What you need to do:
(A) In the sendmidi latency discussion, what short and long option are suggested for keeping sendmidi running after it executes a command?
(B) Do the following statements agree with the sendmidi latency discussion? Answer yes or no for each, quoting the deciding words. (i) Sending the same cc from Pocket Midi produces a noticeable delay. (ii) The writer types sendmidi commands in terminal only to test that the command line works correctly. (iii) Bome is always running.
(C) From the sendmidi latency discussion, copy word for word the part that opens with the words containing "From my point" and closes with "is the latency.".

Given passage:
━━━━━━━━━━

Could you type this in the command line:

time sendmidi list

and look at the reported times? (see screenshot)

Screenshot 2024-07-24 at 1 21 41 PM
jordikt commented 3 months ago

Thanks for your reply, Geert

Reported times for sendmidi list:

time sendmidi list
IAC Everybody > TotalmixMackie
IAC TotalmixMackie > Everybody
IAC Everybody > CubaseMackie
IAC CubaseMackie > Everybody
IAC Everybody > CubaseMidi
IAC CubaseMidi > Everybody
IAC X2<>JV1010<>TD15K
IAC Everybody > SD+ Midi
IAC SD+ Midi > Everybody
IAC Everybody > MidiForce
IAC Midiforce > Everybody
IAC Everybody > LiveMackie
IAC LiveMackie > Everybody
Fireface UFX+ (23968278) Port 1
Fireface UFX+ (23968278) Port 2
Fireface UFX+ (23968278) MADI optical
Fireface UFX+ (23968278) MADI coaxial
sendmidi list  0,01s user 0,01s system 31% cpu 0,073 total

And reported times for two sendmidi cc that plays/pauses Cubase:

time sendmidi dev 'IAC Everybody > CubaseMidi' channel 1 cc 31 127
sendmidi dev 'IAC Everybody > CubaseMidi' channel 1 cc 31 127  0,02s user 0,01s system 29% cpu 0,086 total
time sendmidi dev 'IAC Everybody > CubaseMidi' channel 1 cc 31 127
sendmidi dev 'IAC Everybody > CubaseMidi' channel 1 cc 31 127  0,01s user 0,01s system 36% cpu 0,064 total

The delay I am experiencing from executing the order in Terminal and hear the order executed is noticeable. I guess that it should be around half second, but maybe I am wrong and it is lower than that. Anyway, it is a noticeable latency for the ears.

It has sense what you say regarding Bome: it is always running. The same happens with other apps: there is no noticeable latency if I send the same cc from Pocket Midi, Stream Deck or other hardware devices.

I wonder if it would be possible to keep sendmidi running to reduce the latency. What do you think? I suppose that keeping sendmidi running wouldn't cause any problem for the performace of the computer.

If you think it would be a good improvement, we could have new commands for that, something like:

-k or --keep -> keep sendmidi running after executing any command -q or --quit -> quit sendmidi after executing any command (by default)

gbevin commented 3 months ago

I'm questioning the usefulness of keeping it running since you'll still have to type in commands. There no buttons with predefined behavior to press. Typing commands takes a lot of time.

jordikt commented 3 months ago

I don't type sendmidi commands in terminal very often.

On the contrary, I type sendmidi commands in terminal only for testing the command-line works correctly. Once I know the command-line does what I want, I copy it and paste it on:

From my point of view, in my use case, the best of sendmidi is the freedom to send any midi message from any app that can run terminal commands. The only disadvantage I have is the latency.

━━━━━━━━━━

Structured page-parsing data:
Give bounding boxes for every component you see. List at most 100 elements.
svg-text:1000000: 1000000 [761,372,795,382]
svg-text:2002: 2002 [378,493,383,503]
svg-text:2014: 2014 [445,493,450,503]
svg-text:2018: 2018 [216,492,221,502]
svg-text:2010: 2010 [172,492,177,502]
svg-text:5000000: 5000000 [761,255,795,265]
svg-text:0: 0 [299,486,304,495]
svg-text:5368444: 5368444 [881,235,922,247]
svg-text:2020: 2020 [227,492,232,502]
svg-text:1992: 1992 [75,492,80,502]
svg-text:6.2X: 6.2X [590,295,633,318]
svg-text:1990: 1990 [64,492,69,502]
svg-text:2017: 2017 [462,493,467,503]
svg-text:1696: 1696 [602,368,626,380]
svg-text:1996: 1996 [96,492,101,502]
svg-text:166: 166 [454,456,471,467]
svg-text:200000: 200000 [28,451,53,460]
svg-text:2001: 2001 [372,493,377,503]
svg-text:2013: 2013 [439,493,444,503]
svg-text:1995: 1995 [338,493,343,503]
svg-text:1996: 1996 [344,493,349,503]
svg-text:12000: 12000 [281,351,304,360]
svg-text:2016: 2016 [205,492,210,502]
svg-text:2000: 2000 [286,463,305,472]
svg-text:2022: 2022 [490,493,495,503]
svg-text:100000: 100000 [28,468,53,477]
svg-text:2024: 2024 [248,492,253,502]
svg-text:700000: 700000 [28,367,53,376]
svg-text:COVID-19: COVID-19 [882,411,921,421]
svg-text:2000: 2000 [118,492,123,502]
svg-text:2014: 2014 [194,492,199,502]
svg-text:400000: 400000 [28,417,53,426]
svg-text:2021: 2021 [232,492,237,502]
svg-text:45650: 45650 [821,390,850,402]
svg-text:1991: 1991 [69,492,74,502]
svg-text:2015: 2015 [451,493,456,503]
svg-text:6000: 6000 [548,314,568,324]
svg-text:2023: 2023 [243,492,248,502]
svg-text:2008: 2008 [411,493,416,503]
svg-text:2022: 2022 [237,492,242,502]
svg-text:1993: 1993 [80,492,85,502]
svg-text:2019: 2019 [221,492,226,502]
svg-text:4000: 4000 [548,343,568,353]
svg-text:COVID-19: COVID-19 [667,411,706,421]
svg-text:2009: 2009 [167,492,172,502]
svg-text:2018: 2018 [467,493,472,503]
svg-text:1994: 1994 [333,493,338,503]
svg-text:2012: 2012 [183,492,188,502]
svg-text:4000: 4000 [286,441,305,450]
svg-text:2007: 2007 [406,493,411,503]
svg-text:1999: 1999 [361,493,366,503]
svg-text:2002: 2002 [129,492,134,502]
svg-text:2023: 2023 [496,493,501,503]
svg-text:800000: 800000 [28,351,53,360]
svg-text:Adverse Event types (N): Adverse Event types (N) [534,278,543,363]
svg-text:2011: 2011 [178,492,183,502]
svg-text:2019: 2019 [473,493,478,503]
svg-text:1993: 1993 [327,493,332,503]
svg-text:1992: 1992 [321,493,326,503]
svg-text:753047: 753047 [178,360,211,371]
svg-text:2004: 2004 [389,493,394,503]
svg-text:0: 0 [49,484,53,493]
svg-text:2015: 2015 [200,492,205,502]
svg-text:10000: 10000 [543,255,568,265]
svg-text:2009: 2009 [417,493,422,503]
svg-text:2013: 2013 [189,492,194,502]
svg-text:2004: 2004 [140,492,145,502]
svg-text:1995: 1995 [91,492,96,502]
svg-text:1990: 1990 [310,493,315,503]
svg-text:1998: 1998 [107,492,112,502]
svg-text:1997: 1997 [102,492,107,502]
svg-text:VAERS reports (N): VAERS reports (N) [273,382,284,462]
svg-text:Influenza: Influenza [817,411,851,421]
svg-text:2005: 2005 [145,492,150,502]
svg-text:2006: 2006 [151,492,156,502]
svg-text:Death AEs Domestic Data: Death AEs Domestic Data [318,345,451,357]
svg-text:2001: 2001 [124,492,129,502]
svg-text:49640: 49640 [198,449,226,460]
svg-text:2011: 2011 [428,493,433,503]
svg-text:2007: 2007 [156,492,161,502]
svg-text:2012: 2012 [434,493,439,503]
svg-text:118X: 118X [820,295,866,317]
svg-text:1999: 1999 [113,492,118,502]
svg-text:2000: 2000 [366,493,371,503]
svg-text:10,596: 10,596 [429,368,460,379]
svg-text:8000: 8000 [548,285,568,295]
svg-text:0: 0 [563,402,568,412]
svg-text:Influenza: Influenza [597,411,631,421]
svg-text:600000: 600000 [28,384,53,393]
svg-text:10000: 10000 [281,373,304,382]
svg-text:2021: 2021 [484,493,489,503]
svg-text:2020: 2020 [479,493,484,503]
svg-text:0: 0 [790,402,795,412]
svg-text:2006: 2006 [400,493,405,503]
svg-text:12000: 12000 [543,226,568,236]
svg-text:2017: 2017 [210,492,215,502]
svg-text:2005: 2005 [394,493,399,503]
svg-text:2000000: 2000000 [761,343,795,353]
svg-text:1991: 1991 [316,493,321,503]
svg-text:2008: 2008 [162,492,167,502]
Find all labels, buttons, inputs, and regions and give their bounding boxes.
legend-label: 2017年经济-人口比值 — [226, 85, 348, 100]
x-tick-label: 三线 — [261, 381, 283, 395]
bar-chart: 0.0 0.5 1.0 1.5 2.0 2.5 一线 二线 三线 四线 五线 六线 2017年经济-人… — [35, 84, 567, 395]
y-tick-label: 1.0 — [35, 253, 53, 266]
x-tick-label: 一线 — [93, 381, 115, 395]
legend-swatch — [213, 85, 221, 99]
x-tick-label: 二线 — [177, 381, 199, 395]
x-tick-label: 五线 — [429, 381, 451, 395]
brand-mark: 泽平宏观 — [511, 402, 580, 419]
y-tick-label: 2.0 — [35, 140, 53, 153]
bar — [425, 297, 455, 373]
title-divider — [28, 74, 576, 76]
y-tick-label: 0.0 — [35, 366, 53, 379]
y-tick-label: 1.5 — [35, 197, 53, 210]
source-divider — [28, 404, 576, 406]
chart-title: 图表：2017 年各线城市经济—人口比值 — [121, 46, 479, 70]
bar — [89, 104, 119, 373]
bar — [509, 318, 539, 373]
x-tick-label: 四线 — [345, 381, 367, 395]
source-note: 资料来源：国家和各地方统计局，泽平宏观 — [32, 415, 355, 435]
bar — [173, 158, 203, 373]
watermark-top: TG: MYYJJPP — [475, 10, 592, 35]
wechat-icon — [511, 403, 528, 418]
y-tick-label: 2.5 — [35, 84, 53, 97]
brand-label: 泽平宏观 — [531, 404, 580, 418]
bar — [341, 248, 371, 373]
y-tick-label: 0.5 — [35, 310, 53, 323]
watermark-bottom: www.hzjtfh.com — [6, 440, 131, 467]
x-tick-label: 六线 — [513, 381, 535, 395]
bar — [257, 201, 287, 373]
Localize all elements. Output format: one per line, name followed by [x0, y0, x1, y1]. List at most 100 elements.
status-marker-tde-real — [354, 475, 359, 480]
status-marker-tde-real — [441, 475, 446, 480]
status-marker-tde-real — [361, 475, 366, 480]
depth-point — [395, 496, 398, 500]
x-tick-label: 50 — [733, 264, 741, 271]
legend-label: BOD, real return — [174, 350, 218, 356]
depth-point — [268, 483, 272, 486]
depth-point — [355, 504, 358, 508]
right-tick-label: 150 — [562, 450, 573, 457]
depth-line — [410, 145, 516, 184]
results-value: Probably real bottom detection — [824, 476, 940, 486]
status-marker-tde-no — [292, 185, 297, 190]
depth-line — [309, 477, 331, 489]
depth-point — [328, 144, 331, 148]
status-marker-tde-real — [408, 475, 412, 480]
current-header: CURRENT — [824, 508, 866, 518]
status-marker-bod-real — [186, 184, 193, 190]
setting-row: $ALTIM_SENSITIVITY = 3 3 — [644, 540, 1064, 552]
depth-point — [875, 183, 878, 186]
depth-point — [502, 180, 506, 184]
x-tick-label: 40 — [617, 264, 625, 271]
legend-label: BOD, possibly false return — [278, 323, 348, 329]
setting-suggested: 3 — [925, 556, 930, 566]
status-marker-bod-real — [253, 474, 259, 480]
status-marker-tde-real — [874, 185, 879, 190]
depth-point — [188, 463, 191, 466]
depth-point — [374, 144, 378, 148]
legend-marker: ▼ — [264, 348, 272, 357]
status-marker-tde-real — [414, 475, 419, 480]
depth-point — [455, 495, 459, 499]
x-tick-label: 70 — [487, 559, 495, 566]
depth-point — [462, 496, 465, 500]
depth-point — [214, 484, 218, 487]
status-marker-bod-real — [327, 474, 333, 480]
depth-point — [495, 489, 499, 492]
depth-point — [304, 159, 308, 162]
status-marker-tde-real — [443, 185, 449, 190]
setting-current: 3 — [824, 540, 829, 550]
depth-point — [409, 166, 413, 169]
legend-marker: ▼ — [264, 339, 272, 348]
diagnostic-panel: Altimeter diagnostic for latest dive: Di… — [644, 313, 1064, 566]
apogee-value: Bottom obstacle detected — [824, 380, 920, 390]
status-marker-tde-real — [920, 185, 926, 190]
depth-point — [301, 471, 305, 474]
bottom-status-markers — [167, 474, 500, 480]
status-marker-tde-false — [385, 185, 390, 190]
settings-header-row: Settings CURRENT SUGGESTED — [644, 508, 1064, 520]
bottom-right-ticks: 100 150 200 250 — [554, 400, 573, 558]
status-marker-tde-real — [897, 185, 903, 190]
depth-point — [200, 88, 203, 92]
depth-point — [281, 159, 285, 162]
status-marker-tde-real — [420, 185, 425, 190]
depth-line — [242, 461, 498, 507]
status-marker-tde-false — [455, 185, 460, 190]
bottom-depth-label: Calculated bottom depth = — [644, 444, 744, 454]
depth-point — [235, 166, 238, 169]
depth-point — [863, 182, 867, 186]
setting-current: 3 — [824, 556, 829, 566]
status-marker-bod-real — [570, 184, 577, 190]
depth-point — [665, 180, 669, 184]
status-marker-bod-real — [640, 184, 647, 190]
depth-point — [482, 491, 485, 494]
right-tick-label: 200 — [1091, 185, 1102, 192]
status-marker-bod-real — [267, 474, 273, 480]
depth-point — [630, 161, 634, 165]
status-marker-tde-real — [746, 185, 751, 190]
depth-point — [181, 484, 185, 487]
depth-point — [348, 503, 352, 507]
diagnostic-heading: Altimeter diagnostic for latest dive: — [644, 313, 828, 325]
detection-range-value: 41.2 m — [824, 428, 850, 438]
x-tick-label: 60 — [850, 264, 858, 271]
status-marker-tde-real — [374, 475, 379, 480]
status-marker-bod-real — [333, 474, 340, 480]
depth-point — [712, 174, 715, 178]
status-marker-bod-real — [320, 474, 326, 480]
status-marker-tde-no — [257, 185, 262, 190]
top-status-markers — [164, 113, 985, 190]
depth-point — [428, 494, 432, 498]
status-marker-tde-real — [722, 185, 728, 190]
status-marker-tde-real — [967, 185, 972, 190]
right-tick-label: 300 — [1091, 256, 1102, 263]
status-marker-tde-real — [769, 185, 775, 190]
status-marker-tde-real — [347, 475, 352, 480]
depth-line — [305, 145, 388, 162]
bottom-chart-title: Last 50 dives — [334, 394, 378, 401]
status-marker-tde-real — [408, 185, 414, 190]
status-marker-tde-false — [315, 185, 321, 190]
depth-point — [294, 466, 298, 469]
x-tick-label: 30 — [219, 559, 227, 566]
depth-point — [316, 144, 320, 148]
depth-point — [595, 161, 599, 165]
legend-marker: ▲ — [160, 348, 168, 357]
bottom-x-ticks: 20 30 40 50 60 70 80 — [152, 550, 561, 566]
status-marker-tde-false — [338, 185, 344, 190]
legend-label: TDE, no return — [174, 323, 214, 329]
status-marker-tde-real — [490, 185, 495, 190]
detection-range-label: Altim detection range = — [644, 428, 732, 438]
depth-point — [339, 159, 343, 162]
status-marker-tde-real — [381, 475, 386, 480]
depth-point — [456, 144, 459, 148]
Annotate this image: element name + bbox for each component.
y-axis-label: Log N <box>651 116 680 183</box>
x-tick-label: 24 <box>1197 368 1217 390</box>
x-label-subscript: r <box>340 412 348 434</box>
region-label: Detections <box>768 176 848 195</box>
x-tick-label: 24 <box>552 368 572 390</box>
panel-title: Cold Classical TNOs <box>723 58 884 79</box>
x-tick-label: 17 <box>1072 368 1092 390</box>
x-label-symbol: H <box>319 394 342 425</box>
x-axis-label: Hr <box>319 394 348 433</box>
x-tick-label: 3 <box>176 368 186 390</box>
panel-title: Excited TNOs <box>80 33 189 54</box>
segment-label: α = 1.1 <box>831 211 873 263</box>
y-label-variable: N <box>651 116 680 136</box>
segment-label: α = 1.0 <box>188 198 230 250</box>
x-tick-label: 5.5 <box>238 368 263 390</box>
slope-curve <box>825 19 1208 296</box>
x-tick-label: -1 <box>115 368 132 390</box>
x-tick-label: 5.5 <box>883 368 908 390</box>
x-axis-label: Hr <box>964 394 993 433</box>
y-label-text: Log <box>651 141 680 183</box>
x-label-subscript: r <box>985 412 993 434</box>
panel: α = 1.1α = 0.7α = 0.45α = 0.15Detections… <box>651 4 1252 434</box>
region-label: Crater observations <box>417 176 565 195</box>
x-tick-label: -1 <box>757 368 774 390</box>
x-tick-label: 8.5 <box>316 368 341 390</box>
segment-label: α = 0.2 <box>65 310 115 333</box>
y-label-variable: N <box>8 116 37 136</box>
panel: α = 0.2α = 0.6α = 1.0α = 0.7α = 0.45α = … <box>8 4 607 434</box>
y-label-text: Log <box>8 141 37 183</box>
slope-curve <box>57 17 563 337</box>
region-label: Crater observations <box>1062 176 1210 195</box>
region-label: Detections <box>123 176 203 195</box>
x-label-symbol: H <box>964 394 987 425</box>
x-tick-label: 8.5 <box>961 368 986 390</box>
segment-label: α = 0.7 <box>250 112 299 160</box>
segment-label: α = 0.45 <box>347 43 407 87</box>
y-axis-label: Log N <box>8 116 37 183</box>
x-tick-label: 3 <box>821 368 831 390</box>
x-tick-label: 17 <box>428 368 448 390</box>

━━━━━━━━━━

Answers to the problems:
(A) -k or --keep

(B)
(i) No: "there is no noticeable latency if I send the same cc from Pocket Midi, Stream Deck or other hardware devices."
(ii) Yes: "I type sendmidi commands in terminal only for testing the command-line works correctly."
(iii) Yes: "It has sense what you say regarding Bome: it is always running."

(C)
From my point of view, in my use case, the best of sendmidi is the freedom to send any midi message from any app that can run terminal commands. The only disadvantage I have is the latency.